What is asked :: Say how many lines hold the string "image", and nothing more.

Input records ::
* * * * *
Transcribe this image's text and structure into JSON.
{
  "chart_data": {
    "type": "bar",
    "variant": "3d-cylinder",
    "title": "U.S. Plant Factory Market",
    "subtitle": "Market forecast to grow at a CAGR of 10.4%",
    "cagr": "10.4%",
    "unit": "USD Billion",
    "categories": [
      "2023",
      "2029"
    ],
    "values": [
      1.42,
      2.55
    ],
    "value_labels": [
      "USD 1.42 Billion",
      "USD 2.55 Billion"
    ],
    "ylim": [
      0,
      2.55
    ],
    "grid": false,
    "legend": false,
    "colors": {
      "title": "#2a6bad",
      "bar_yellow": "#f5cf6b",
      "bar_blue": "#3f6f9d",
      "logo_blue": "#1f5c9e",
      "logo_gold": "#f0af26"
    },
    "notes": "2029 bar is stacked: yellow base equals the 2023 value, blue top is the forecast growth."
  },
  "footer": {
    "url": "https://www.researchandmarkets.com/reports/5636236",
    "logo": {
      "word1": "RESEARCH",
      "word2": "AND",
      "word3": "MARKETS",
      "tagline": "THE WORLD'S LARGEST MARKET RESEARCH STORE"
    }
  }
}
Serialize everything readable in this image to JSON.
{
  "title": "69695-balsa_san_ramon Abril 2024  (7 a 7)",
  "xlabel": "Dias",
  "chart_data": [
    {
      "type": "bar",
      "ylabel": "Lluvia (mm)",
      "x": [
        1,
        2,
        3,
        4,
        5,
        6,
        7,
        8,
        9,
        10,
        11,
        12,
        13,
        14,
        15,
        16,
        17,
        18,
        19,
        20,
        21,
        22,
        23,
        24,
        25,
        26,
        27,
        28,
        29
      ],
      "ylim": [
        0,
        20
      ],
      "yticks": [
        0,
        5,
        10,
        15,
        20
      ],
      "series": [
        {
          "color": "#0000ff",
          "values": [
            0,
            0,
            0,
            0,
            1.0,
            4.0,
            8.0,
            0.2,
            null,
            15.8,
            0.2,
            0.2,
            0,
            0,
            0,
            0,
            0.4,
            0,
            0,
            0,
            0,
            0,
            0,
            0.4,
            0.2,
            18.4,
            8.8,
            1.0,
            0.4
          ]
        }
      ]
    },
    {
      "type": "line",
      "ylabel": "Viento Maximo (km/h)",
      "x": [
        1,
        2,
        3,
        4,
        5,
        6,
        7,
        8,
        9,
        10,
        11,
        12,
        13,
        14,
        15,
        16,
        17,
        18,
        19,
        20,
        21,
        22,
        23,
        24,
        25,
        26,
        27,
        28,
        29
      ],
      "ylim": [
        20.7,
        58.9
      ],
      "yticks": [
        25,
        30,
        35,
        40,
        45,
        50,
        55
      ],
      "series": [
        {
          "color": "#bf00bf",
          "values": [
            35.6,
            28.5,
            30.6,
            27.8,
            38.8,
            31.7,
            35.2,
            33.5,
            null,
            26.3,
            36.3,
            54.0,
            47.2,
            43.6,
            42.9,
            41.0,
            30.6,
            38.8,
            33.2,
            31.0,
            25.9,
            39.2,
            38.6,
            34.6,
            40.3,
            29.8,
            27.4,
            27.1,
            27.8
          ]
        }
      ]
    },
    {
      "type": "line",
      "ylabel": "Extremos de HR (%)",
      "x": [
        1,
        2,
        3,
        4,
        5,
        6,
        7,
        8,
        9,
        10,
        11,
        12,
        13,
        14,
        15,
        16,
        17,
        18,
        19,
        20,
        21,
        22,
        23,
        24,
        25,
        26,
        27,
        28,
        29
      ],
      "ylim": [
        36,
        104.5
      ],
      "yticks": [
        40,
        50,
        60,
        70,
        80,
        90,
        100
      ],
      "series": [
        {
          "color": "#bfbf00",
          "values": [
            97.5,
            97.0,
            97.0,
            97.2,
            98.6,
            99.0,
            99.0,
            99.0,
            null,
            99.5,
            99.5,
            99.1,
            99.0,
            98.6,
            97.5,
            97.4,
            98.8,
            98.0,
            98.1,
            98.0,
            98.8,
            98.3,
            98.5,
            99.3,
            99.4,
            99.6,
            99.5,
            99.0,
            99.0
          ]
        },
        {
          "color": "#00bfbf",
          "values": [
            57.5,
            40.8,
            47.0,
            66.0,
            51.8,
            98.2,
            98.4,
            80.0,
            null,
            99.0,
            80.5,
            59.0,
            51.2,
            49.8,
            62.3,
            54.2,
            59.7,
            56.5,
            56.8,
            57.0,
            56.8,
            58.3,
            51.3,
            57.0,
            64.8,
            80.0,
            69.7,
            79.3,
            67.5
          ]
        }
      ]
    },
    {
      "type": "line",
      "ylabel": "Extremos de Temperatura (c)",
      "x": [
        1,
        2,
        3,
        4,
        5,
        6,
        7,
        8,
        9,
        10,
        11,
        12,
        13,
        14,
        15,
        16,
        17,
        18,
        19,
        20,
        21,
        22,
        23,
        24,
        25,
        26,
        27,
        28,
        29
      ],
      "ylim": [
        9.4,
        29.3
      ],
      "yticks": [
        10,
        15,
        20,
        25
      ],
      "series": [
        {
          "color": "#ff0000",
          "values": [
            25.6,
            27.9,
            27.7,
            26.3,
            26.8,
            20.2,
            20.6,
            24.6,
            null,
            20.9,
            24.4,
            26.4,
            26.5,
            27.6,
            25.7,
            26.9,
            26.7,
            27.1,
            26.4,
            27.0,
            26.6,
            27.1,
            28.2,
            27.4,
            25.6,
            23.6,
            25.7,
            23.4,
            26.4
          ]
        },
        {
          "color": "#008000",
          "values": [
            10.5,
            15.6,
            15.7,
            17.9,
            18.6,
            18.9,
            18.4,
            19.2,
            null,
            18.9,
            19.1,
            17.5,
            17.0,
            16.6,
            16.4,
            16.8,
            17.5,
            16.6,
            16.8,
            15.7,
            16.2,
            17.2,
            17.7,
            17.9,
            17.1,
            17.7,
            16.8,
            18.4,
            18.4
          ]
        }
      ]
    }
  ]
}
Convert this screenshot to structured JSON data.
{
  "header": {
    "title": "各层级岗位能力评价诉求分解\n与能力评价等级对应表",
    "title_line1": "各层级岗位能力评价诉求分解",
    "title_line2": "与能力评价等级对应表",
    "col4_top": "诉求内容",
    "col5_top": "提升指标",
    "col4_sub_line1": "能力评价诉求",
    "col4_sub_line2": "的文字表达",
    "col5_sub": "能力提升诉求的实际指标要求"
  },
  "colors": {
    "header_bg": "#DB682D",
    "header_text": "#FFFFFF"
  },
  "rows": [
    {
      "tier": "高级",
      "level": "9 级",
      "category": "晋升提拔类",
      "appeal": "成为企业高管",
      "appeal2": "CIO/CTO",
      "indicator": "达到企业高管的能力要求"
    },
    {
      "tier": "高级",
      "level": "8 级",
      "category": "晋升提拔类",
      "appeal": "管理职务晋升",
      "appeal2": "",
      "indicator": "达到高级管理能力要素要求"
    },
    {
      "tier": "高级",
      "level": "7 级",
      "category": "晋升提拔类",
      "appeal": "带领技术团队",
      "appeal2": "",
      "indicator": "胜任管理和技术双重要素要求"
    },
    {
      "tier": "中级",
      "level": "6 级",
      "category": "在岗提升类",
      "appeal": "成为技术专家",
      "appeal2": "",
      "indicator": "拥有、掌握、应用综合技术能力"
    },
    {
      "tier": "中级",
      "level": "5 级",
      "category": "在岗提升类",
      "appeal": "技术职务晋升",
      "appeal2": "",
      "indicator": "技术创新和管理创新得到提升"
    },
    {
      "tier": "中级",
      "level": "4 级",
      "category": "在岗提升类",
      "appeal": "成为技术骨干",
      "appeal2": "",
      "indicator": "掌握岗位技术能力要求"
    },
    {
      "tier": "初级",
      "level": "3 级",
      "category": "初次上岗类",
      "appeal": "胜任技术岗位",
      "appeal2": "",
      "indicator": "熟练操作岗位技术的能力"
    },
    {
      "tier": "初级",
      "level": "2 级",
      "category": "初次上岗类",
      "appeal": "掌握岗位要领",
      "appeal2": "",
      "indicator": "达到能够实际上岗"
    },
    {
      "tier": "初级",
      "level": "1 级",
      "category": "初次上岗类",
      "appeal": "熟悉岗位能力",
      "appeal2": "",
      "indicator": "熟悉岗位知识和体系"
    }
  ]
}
* * * * *
Reply to the exercise :: 2